> [Short task]: Print all the entries verbatim.
* Start *
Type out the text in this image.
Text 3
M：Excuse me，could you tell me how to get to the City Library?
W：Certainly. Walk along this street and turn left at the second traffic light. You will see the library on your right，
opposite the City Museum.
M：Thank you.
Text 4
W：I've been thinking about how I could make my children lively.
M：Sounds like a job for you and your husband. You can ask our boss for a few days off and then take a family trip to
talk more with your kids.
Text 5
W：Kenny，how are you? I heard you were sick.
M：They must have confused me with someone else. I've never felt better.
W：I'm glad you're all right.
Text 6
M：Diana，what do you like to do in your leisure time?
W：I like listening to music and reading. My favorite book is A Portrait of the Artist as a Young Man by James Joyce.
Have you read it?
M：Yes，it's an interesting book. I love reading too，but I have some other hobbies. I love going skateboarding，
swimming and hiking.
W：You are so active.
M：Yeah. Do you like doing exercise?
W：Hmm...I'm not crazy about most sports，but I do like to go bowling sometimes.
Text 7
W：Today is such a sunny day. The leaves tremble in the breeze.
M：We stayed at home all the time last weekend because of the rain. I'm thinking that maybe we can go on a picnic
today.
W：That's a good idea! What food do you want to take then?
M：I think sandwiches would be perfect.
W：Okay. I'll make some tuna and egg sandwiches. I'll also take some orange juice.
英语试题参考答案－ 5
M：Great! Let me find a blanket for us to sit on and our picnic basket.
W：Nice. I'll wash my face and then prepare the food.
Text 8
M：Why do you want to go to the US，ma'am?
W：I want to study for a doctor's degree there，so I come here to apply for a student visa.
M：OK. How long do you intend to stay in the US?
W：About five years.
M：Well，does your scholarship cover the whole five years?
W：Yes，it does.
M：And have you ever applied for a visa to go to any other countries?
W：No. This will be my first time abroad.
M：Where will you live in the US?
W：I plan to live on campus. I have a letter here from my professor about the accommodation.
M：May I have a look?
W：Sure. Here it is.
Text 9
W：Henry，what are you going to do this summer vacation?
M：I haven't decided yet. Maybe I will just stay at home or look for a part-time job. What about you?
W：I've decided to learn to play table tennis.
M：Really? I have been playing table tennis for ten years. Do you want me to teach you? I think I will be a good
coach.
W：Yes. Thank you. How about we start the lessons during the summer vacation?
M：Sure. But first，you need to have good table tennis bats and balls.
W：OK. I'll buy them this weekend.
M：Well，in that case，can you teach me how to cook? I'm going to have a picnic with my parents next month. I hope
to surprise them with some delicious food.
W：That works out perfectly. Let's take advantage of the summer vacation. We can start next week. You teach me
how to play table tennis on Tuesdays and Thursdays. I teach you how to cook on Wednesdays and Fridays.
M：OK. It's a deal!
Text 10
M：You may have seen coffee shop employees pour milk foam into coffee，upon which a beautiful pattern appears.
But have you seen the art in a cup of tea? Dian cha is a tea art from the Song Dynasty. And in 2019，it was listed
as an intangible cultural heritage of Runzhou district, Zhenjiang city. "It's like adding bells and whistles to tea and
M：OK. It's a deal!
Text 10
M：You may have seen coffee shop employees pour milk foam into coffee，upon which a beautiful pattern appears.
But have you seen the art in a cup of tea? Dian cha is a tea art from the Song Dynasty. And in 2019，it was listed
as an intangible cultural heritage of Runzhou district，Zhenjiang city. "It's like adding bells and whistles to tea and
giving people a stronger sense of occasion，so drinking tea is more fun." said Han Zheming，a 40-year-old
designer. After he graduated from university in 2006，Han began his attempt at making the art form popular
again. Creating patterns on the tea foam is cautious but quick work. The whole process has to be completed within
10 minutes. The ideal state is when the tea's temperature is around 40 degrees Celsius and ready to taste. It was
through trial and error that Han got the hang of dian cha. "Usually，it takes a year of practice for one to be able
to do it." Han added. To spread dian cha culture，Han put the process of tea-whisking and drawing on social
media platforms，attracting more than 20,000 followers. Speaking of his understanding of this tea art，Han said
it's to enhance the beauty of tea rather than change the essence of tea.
* End *
> [Solution for this exercise]:
Type out the text in this image.
Text 3
M：Excuse me，could you tell me how to get to the City Library?
W：Certainly. Walk along this street and turn left at the second traffic light. You will see the library on your right，
opposite the City Museum.
M：Thank you.
Text 4
W：I've been thinking about how I could make my children lively.
M：Sounds like a job for you and your husband. You can ask our boss for a few days off and then take a family trip to
talk more with your kids.
Text 5
W：Kenny，how are you? I heard you were sick.
M：They must have confused me with someone else. I've never felt better.
W：I'm glad you're all right.
Text 6
M：Diana，what do you like to do in your leisure time?
W：I like listening to music and reading. My favorite book is A Portrait of the Artist as a Young Man by James Joyce.
Have you read it?
M：Yes，it's an interesting book. I love reading too，but I have some other hobbies. I love going skateboarding，
swimming and hiking.
W：You are so active.
M：Yeah. Do you like doing exercise?
W：Hmm...I'm not crazy about most sports，but I do like to go bowling sometimes.
Text 7
W：Today is such a sunny day. The leaves tremble in the breeze.
M：We stayed at home all the time last weekend because of the rain. I'm thinking that maybe we can go on a picnic
today.
W：That's a good idea! What food do you want to take then?
M：I think sandwiches would be perfect.
W：Okay. I'll make some tuna and egg sandwiches. I'll also take some orange juice.
英语试题参考答案－ 5
M：Great! Let me find a blanket for us to sit on and our picnic basket.
W：Nice. I'll wash my face and then prepare the food.
Text 8
M：Why do you want to go to the US，ma'am?
W：I want to study for a doctor's degree there，so I come here to apply for a student visa.
M：OK. How long do you intend to stay in the US?
W：About five years.
M：Well，does your scholarship cover the whole five years?
W：Yes，it does.
M：And have you ever applied for a visa to go to any other countries?
W：No. This will be my first time abroad.
M：Where will you live in the US?
W：I plan to live on campus. I have a letter here from my professor about the accommodation.
M：May I have a look?
W：Sure. Here it is.
Text 9
W：Henry，what are you going to do this summer vacation?
M：I haven't decided yet. Maybe I will just stay at home or look for a part-time job. What about you?
W：I've decided to learn to play table tennis.
M：Really? I have been playing table tennis for ten years. Do you want me to teach you? I think I will be a good
coach.
W：Yes. Thank you. How about we start the lessons during the summer vacation?
M：Sure. But first，you need to have good table tennis bats and balls.
W：OK. I'll buy them this weekend.
M：Well，in that case，can you teach me how to cook? I'm going to have a picnic with my parents next month. I hope
to surprise them with some delicious food.
W：That works out perfectly. Let's take advantage of the summer vacation. We can start next week. You teach me
how to play table tennis on Tuesdays and Thursdays. I teach you how to cook on Wednesdays and Fridays.
M：OK. It's a deal!
Text 10
M：You may have seen coffee shop employees pour milk foam into coffee，upon which a beautiful pattern appears.
But have you seen the art in a cup of tea? Dian cha is a tea art from the Song Dynasty. And in 2019，it was listed
as an intangible cultural heritage of Runzhou district, Zhenjiang city. "It's like adding bells and whistles to tea and
M：OK. It's a deal!
Text 10
M：You may have seen coffee shop employees pour milk foam into coffee，upon which a beautiful pattern appears.
But have you seen the art in a cup of tea? Dian cha is a tea art from the Song Dynasty. And in 2019，it was listed
as an intangible cultural heritage of Runzhou district，Zhenjiang city. "It's like adding bells and whistles to tea and
giving people a stronger sense of occasion，so drinking tea is more fun." said Han Zheming，a 40-year-old
designer. After he graduated from university in 2006，Han began his attempt at making the art form popular
again. Creating patterns on the tea foam is cautious but quick work. The whole process has to be completed within
10 minutes. The ideal state is when the tea's temperature is around 40 degrees Celsius and ready to taste. It was
through trial and error that Han got the hang of dian cha. "Usually，it takes a year of practice for one to be able
to do it." Han added. To spread dian cha culture，Han put the process of tea-whisking and drawing on social
media platforms，attracting more than 20,000 followers. Speaking of his understanding of this tea art，Han said
it's to enhance the beauty of tea rather than change the essence of tea.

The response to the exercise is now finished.